Exercise prompt — In the records below, find each line with the word "after" and copy it.

[Figure collection entries]
----------

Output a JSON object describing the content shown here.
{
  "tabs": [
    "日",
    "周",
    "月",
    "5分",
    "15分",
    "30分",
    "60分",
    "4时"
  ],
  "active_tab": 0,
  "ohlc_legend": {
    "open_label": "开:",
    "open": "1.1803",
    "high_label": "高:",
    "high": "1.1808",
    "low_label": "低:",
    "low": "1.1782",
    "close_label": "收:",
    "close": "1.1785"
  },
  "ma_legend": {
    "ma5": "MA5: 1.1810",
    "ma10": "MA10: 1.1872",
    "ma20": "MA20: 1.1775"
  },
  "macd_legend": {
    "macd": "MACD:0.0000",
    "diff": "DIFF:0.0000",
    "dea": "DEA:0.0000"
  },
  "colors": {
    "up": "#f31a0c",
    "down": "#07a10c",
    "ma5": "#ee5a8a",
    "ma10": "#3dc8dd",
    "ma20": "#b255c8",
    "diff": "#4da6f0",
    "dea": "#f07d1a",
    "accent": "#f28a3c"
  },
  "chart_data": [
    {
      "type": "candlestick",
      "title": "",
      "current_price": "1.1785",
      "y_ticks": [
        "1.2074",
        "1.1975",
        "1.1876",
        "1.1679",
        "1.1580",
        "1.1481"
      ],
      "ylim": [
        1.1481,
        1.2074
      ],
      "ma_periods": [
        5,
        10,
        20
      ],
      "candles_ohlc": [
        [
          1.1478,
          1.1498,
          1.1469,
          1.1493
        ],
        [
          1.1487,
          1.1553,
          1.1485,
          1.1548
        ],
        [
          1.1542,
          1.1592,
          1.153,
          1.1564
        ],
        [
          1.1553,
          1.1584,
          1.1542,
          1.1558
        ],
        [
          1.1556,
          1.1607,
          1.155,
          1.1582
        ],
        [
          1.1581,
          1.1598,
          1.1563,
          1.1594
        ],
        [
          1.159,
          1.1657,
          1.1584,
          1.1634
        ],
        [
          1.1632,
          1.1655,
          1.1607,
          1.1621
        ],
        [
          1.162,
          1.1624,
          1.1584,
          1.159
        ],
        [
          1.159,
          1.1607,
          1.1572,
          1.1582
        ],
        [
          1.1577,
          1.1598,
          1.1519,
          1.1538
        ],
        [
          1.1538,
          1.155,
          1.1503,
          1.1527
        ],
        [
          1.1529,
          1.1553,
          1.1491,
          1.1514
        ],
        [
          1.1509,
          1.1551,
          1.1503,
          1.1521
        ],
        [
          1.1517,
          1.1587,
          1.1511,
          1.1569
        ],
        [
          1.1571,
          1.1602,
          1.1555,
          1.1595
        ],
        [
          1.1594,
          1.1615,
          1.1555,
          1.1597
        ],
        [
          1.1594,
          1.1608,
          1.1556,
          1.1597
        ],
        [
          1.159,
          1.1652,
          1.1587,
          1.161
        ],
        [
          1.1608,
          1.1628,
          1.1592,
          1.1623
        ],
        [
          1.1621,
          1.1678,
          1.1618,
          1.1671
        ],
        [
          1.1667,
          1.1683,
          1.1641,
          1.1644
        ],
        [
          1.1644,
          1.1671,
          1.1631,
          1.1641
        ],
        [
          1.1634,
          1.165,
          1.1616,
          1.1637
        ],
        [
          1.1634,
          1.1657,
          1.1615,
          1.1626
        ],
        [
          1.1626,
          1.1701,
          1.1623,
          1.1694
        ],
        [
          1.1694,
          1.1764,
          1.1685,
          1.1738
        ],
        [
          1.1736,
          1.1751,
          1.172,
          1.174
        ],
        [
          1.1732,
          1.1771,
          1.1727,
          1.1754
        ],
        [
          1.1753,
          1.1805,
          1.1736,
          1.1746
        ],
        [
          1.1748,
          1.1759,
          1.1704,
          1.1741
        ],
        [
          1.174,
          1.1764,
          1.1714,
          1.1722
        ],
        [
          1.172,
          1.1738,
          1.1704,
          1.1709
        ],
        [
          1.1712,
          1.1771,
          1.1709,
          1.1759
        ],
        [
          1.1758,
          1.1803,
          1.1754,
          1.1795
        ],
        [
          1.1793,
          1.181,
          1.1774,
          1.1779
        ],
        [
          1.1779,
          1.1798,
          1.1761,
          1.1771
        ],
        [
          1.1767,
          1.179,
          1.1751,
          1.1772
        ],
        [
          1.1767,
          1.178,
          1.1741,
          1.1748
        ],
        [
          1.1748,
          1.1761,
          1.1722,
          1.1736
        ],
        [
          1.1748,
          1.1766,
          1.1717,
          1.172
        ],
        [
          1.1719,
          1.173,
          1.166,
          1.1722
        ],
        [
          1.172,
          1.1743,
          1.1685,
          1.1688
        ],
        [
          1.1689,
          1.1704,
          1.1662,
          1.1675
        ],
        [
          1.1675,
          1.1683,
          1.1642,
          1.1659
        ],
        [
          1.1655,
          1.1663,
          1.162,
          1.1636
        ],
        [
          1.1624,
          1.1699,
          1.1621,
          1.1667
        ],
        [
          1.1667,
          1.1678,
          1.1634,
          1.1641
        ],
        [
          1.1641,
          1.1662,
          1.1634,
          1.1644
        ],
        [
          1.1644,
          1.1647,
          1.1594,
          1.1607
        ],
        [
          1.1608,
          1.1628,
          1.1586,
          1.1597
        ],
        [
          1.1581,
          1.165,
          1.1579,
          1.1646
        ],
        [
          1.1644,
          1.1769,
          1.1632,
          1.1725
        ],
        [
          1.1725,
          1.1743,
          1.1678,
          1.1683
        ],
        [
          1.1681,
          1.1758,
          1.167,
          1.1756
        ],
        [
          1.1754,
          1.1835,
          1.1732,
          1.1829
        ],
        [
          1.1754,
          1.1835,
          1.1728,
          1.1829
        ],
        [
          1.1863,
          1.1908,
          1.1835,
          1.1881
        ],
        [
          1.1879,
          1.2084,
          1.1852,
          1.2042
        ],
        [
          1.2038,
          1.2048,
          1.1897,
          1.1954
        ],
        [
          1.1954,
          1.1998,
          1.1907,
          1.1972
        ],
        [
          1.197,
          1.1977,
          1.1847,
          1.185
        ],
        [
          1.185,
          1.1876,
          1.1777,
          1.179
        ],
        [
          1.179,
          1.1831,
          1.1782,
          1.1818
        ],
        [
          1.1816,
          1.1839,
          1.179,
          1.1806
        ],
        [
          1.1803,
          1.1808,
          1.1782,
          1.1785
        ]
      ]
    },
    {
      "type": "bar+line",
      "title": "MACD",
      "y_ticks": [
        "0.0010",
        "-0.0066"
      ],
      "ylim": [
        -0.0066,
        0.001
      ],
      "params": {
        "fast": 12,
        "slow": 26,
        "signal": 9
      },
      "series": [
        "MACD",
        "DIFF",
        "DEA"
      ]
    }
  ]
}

----------

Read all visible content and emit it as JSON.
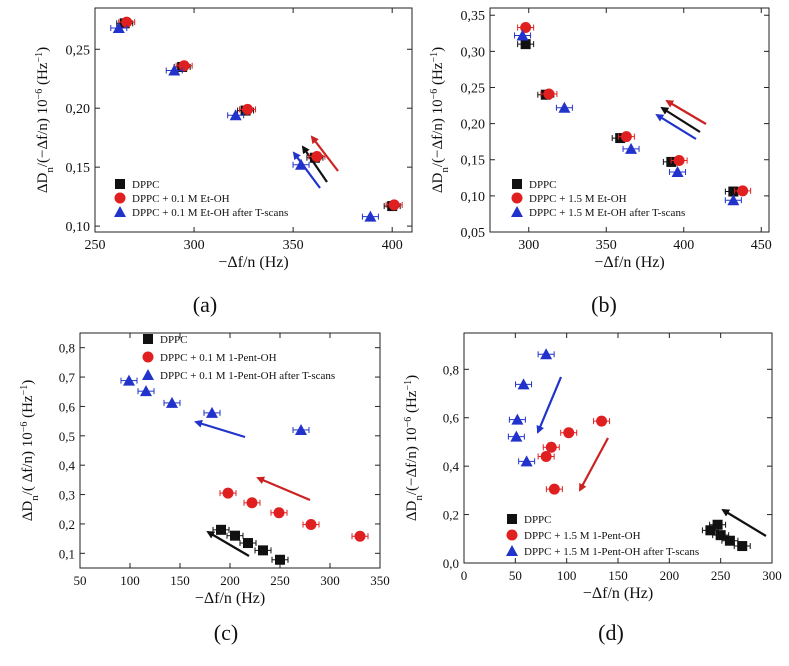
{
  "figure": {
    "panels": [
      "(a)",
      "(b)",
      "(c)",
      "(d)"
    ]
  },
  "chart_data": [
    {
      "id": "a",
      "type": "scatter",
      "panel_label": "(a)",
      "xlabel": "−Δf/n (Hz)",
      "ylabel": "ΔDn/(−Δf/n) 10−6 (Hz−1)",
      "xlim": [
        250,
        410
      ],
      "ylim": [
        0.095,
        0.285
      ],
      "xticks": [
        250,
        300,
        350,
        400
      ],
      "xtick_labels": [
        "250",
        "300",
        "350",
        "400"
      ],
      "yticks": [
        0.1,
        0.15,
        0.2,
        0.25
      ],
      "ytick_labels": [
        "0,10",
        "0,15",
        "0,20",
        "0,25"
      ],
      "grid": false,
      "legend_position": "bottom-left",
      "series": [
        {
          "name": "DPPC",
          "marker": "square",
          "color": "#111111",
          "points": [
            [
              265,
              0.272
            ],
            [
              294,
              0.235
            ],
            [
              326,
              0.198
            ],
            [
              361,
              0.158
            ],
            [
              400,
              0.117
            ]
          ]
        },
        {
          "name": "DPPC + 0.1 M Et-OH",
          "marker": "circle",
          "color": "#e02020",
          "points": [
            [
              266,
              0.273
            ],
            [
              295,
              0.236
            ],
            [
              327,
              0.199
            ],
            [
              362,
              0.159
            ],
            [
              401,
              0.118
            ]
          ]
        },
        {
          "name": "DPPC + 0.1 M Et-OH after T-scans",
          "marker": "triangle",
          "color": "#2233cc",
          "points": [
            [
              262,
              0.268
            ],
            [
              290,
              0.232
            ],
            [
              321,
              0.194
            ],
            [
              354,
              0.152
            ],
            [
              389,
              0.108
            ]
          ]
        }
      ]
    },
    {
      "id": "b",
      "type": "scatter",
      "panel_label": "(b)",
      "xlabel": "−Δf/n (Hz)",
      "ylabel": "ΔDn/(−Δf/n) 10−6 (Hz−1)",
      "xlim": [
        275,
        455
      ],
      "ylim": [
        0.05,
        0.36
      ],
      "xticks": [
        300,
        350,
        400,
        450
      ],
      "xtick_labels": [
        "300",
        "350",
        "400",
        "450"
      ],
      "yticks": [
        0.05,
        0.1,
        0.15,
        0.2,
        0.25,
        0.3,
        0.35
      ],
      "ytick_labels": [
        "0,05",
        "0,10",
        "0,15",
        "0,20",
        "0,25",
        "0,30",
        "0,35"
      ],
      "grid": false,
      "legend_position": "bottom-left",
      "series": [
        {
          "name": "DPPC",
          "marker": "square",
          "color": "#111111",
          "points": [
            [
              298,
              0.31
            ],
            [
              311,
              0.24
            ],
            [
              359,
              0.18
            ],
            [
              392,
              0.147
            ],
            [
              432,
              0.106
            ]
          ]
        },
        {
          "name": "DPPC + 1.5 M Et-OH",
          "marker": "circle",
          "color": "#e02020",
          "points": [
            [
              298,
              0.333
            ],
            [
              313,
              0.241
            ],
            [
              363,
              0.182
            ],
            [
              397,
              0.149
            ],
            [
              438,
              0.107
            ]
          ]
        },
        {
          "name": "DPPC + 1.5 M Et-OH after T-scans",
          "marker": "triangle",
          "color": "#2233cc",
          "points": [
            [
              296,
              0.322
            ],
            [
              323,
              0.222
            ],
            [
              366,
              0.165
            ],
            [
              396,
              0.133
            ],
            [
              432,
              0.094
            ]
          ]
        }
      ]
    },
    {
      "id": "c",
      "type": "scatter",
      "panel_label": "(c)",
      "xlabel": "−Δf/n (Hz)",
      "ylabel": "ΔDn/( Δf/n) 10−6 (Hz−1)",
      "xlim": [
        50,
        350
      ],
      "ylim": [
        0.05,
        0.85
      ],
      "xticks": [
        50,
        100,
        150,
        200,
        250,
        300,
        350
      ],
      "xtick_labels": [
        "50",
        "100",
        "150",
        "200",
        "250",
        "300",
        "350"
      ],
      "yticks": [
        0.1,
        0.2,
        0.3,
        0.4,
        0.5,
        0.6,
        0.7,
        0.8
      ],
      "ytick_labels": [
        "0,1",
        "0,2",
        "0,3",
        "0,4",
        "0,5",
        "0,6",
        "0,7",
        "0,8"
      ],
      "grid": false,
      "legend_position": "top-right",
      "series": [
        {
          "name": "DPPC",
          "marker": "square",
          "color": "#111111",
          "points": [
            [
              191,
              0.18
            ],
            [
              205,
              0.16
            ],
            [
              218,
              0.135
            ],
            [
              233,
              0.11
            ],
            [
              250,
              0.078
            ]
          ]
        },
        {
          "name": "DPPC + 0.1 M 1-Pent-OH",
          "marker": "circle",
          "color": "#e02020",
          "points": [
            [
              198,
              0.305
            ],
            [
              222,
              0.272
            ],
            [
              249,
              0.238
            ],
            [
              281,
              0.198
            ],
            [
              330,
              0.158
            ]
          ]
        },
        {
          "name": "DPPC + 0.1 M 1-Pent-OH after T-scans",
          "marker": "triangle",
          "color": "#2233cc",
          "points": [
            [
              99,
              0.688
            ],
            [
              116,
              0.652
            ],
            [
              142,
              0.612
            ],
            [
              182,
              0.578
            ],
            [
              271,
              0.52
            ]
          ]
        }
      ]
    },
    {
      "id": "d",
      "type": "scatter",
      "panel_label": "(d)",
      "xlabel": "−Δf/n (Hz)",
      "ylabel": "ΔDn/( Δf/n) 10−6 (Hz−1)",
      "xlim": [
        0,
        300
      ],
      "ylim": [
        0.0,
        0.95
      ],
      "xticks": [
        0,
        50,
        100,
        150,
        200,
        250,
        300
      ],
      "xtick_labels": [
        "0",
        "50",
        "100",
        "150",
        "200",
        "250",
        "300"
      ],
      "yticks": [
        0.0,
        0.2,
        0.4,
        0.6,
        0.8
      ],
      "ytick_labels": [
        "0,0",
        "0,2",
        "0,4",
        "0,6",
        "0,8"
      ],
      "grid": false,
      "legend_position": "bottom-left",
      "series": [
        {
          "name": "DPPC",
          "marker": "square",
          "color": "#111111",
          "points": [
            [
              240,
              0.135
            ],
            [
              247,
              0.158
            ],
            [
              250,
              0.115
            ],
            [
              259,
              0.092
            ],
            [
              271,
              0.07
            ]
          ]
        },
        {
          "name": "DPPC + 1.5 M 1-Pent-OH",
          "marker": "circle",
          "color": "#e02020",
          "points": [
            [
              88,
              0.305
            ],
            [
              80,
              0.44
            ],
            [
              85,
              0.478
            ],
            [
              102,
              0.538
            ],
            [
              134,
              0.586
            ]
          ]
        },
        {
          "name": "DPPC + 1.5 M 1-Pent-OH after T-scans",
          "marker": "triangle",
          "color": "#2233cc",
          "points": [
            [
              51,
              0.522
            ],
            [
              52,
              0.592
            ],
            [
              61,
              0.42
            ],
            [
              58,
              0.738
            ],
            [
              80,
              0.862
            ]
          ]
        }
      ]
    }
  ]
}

----------

Written answer —
          "name": "DPPC + 0.1 M Et-OH after T-scans",
          "name": "DPPC + 1.5 M Et-OH after T-scans",
          "name": "DPPC + 0.1 M 1-Pent-OH after T-scans",
          "name": "DPPC + 1.5 M 1-Pent-OH after T-scans",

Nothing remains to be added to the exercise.